Source |

Slide number nine. Thanks to the strong growth of loans, the net interest income increased by 9% in the quarter and by 17.9% over the last 12 months. The evolution of the non-interest earning line refers to the higher gains from treasury securities and stronger credit recoveries, actually, and the first quarter was weaker and out of the curve. It is also worth noting that the increase in the volume of operations continues to be an important factor since it has more than offset the fall in revenues derived by lower interest rates.
Slide number ten. On June 2007 and 2008 comparison, one can see that the net interest income from interest earning operations jumped by 19.3% thanks to the higher volume of loan operations as we mentioned in the explanation of the previous slide. Please note that this slide does not include treasury gains, gains from investments and effect of mark-to-market.
Slide number 11. In this slide, one can see that loan operation has been increasing the relative participation quarter-after-quarter and correspond to 69% of the net interest income vis-a-vis 65% as of June 2007. In this quarter, the increase in the base rate [the select] was responsible for the increase in the share of funding.
Slide number 12. We can see on the slide, the summary of the margin derived by loans. I would like to draw your attention to the back line in the middle which shows the net margin, which improved by 18% between June of 2008 and June of 2007.
Slide number 13. Bradesco's total loan portfolio reached, in June '08, BRL182 billion, representing a quarterly growth of 7% and 39% increase over the last 12 months, outbasing the market, which grew by 33.4% in the same period. Also in the last 12 months, new borrowers generated around BRL28 billion in new operations, thus being responsible for 25% of the increase in the loan book, excluding [assurancies], guarantees and credit card receivables.
It is important to emphasis that corporate demand for loans increased due to market conditions. As a result, Bradesco has been operating strongly with the various types of corporate loans. For example, working capital. This becomes clear when we look at the solid growth of loans to corporates.
Slide number 14 and 15. These slides show a breakdown of Bradesco's main credit line for individuals and companies. As one can see, there is a continuous growth of automobile financing and basically to direct landing and leasing credit lines. Bradesco has been focusing on new vehicles through leading operations, which accounted for 54% or BRL29 billion of the total consumer financing operations.

What you have to do | Return the Bradesco results presentation transcript above word for word, in full.

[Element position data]
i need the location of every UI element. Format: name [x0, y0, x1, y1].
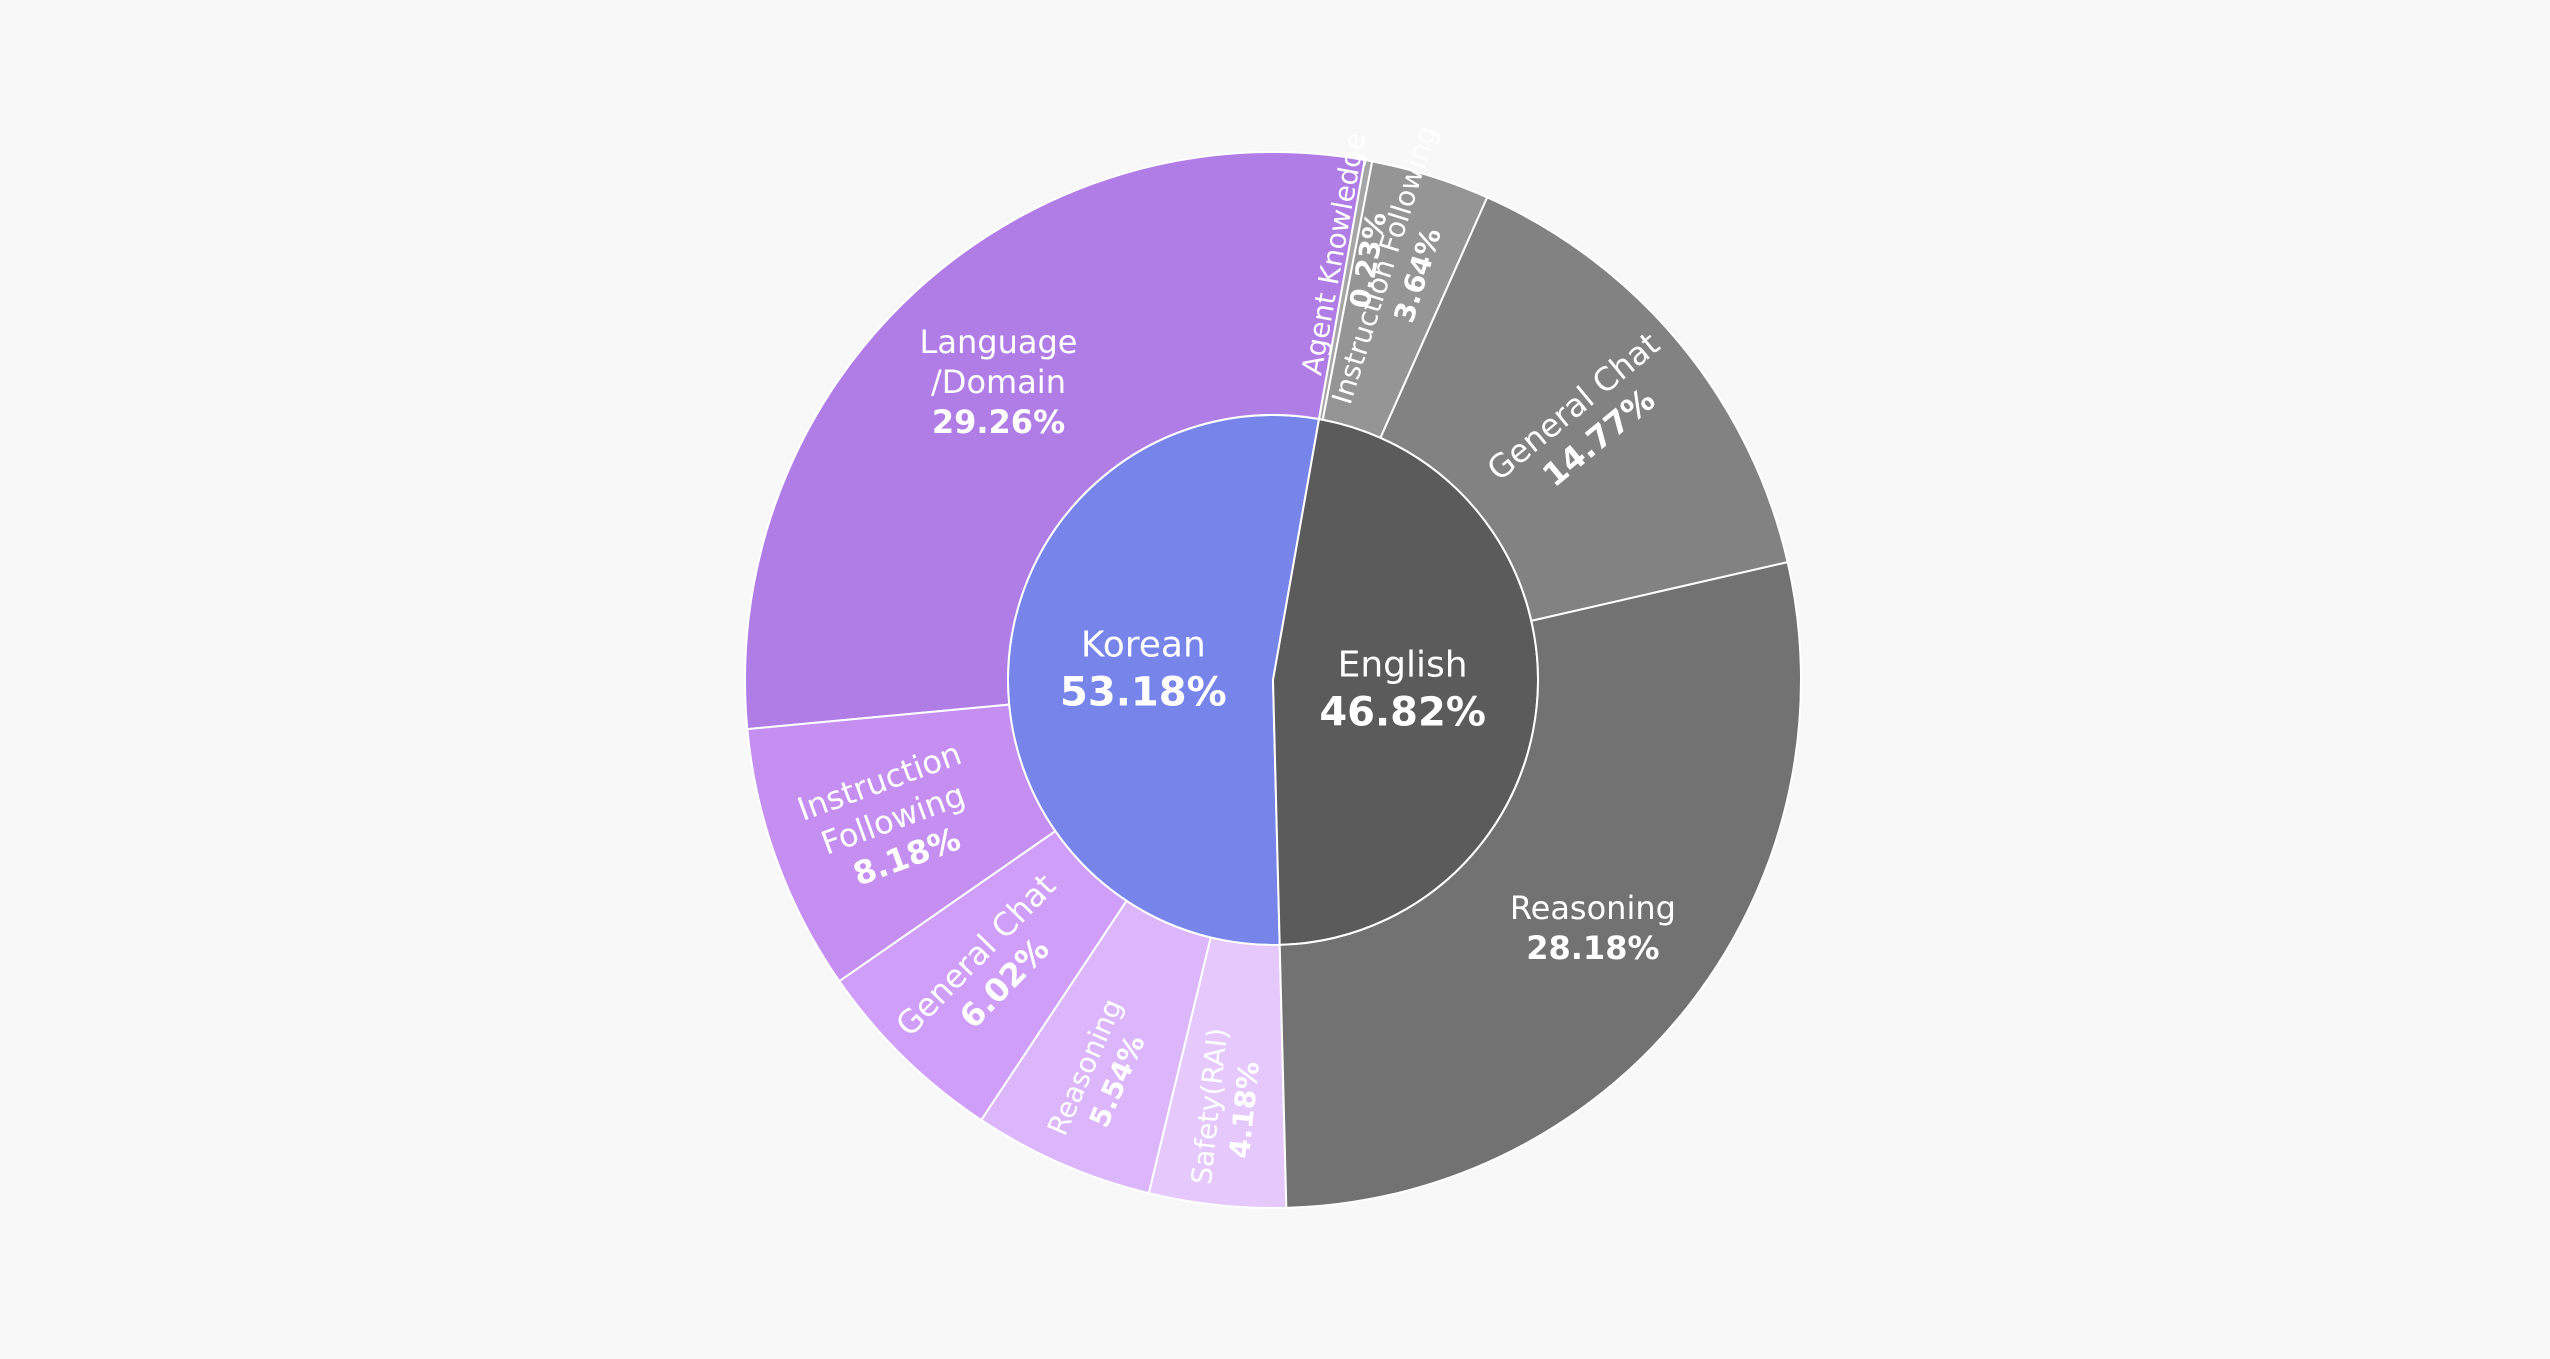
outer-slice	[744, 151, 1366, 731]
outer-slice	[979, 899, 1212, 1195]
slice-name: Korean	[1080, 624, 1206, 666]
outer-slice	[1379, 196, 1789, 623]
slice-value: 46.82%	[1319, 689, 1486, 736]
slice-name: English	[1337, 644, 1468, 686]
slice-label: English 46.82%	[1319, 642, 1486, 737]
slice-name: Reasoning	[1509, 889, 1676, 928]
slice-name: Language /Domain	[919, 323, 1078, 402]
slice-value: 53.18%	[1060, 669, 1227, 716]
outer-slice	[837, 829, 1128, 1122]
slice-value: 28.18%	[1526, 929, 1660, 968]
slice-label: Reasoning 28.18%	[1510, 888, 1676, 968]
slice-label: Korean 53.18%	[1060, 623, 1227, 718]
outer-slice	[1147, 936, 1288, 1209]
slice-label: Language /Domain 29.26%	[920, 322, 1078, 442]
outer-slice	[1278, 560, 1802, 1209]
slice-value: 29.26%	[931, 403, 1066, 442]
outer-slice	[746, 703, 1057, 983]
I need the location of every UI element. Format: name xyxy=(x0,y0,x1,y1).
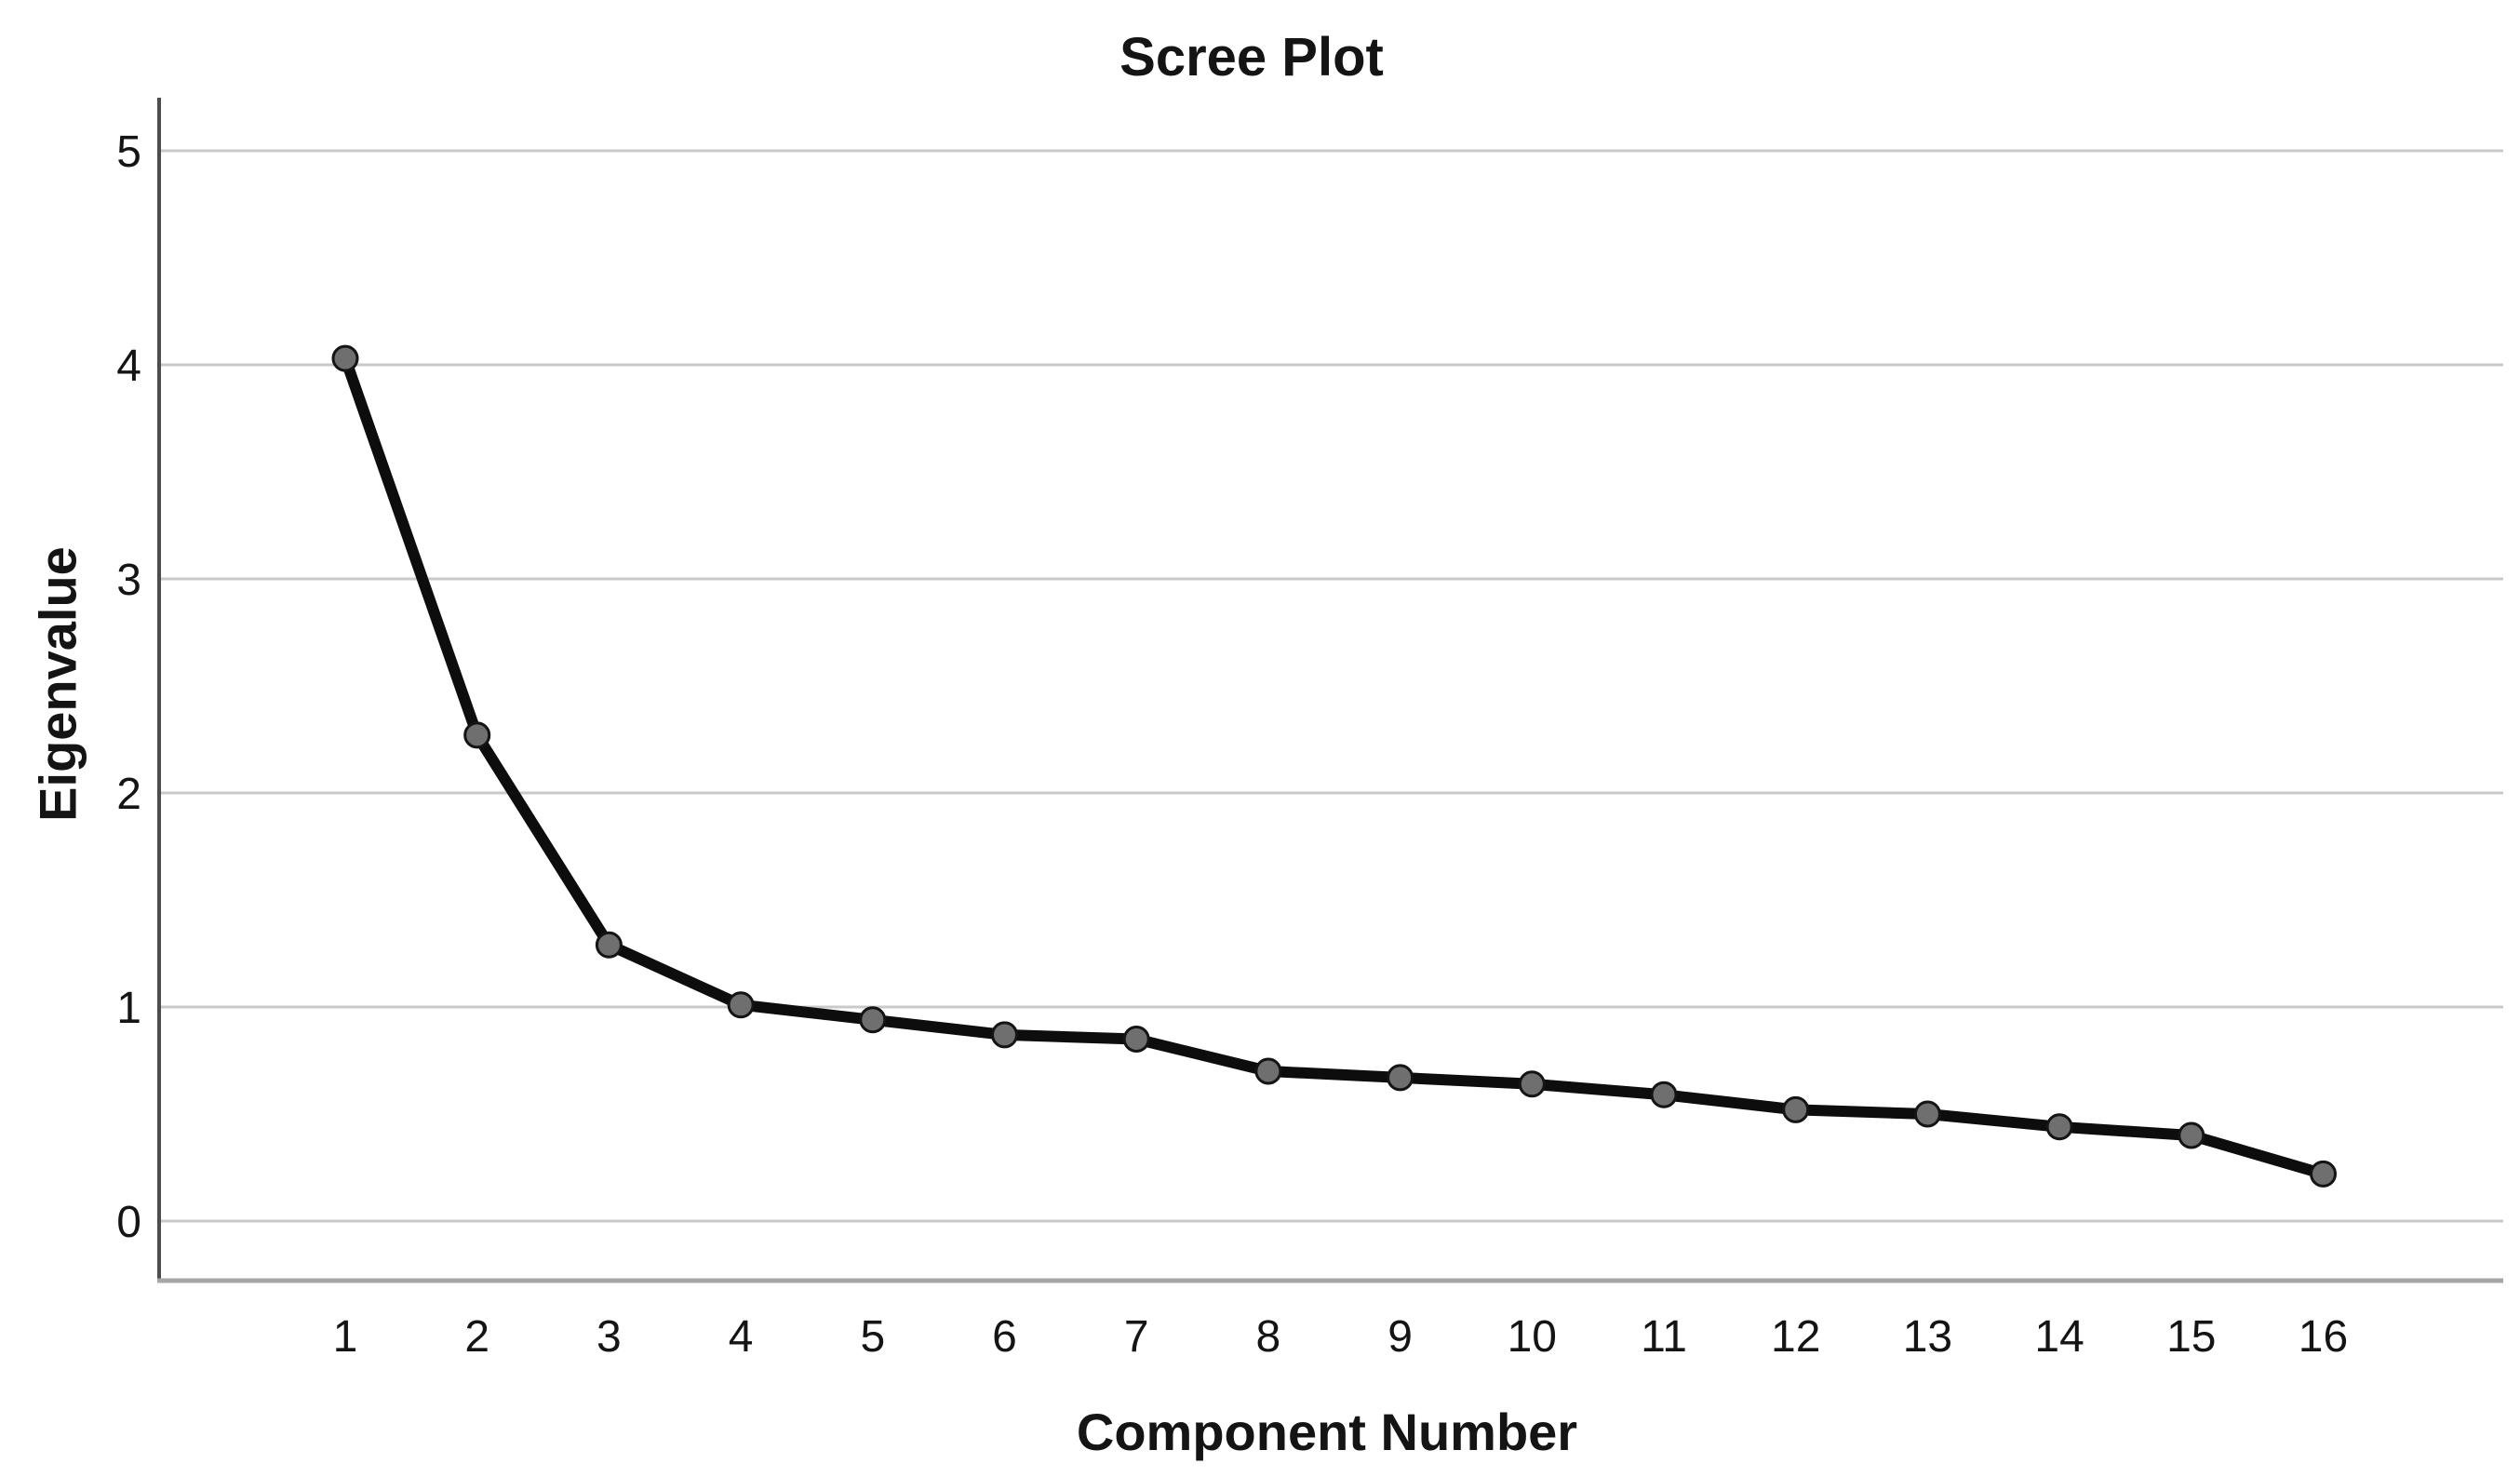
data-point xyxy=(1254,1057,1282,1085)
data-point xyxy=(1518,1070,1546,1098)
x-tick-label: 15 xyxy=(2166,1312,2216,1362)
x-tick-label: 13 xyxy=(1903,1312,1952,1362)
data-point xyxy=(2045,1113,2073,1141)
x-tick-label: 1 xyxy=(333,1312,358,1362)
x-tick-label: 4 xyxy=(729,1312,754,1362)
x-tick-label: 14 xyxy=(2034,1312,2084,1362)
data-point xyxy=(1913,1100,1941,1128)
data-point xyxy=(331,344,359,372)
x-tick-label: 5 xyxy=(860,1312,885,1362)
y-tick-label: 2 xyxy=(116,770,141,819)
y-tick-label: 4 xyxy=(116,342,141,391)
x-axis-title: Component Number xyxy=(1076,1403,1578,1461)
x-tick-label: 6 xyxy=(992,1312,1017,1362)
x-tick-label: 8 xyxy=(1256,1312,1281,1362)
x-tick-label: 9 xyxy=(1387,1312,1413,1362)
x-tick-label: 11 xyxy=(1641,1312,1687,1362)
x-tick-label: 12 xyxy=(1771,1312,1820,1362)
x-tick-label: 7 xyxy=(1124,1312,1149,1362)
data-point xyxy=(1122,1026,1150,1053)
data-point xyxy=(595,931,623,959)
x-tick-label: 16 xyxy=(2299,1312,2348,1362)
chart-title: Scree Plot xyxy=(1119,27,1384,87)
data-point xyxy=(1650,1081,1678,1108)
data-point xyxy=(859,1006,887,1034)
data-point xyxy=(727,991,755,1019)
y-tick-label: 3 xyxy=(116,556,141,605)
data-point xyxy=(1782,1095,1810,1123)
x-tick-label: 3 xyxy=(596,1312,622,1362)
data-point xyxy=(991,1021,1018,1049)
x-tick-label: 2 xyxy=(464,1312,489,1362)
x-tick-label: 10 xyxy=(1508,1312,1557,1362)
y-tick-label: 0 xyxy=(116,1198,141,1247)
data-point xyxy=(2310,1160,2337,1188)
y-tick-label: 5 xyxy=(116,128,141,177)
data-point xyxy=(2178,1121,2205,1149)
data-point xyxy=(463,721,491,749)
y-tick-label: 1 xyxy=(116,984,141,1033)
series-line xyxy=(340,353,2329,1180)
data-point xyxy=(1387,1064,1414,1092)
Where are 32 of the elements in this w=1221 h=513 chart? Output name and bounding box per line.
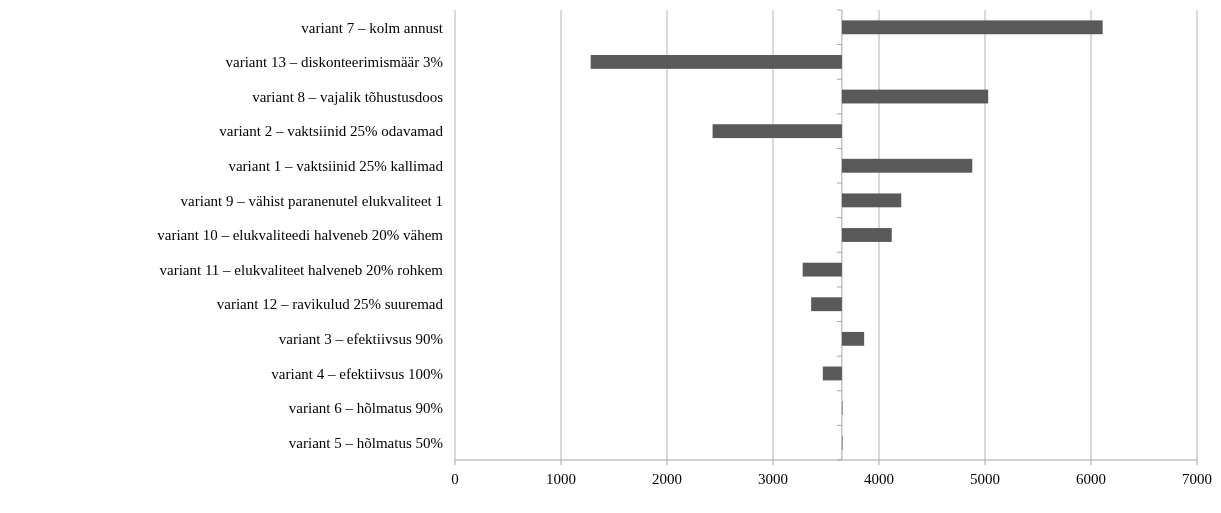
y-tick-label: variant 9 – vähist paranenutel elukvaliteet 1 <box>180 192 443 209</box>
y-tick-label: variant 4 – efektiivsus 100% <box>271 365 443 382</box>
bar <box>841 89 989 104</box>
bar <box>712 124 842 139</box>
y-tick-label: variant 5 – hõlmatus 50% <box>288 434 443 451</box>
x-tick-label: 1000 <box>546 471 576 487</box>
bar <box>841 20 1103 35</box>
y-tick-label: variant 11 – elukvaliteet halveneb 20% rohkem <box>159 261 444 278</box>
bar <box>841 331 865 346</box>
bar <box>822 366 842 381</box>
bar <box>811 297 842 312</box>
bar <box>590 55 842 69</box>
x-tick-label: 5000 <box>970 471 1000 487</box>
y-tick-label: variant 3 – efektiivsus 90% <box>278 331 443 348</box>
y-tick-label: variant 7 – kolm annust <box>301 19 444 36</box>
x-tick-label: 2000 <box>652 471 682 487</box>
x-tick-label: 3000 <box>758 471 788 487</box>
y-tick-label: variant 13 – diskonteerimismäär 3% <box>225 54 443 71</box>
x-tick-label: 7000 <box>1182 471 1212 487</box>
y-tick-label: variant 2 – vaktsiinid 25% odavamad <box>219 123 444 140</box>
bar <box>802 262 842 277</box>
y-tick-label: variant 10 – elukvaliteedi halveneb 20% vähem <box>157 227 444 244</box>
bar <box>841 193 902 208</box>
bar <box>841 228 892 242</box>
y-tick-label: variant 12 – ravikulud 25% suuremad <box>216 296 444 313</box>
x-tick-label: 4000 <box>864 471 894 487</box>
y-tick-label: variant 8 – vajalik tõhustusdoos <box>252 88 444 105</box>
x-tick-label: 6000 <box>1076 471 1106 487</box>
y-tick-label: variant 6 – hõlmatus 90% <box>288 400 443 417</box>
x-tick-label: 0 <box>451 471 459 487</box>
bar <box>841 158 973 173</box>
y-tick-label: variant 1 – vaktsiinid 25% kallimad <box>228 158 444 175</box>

Output for this exercise |
Slide number nine. Thanks to the strong growth of loans, the net interest income increased by 9% in the quarter and by 17.9% over the last 12 months. The evolution of the non-interest earning line refers to the higher gains from treasury securities and stronger credit recoveries, actually, and the first quarter was weaker and out of the curve. It is also worth noting that the increase in the volume of operations continues to be an important factor since it has more than offset the fall in revenues derived by lower interest rates.
Slide number ten. On June 2007 and 2008 comparison, one can see that the net interest income from interest earning operations jumped by 19.3% thanks to the higher volume of loan operations as we mentioned in the explanation of the previous slide. Please note that this slide does not include treasury gains, gains from investments and effect of mark-to-market.
Slide number 11. In this slide, one can see that loan operation has been increasing the relative participation quarter-after-quarter and correspond to 69% of the net interest income vis-a-vis 65% as of June 2007. In this quarter, the increase in the base rate [the select] was responsible for the increase in the share of funding.
Slide number 12. We can see on the slide, the summary of the margin derived by loans. I would like to draw your attention to the back line in the middle which shows the net margin, which improved by 18% between June of 2008 and June of 2007.
Slide number 13. Bradesco's total loan portfolio reached, in June '08, BRL182 billion, representing a quarterly growth of 7% and 39% increase over the last 12 months, outbasing the market, which grew by 33.4% in the same period. Also in the last 12 months, new borrowers generated around BRL28 billion in new operations, thus being responsible for 25% of the increase in the loan book, excluding [assurancies], guarantees and credit card receivables.
It is important to emphasis that corporate demand for loans increased due to market conditions. As a result, Bradesco has been operating strongly with the various types of corporate loans. For example, working capital. This becomes clear when we look at the solid growth of loans to corporates.
Slide number 14 and 15. These slides show a breakdown of Bradesco's main credit line for individuals and companies. As one can see, there is a continuous growth of automobile financing and basically to direct landing and leasing credit lines. Bradesco has been focusing on new vehicles through leading operations, which accounted for 54% or BRL29 billion of the total consumer financing operations.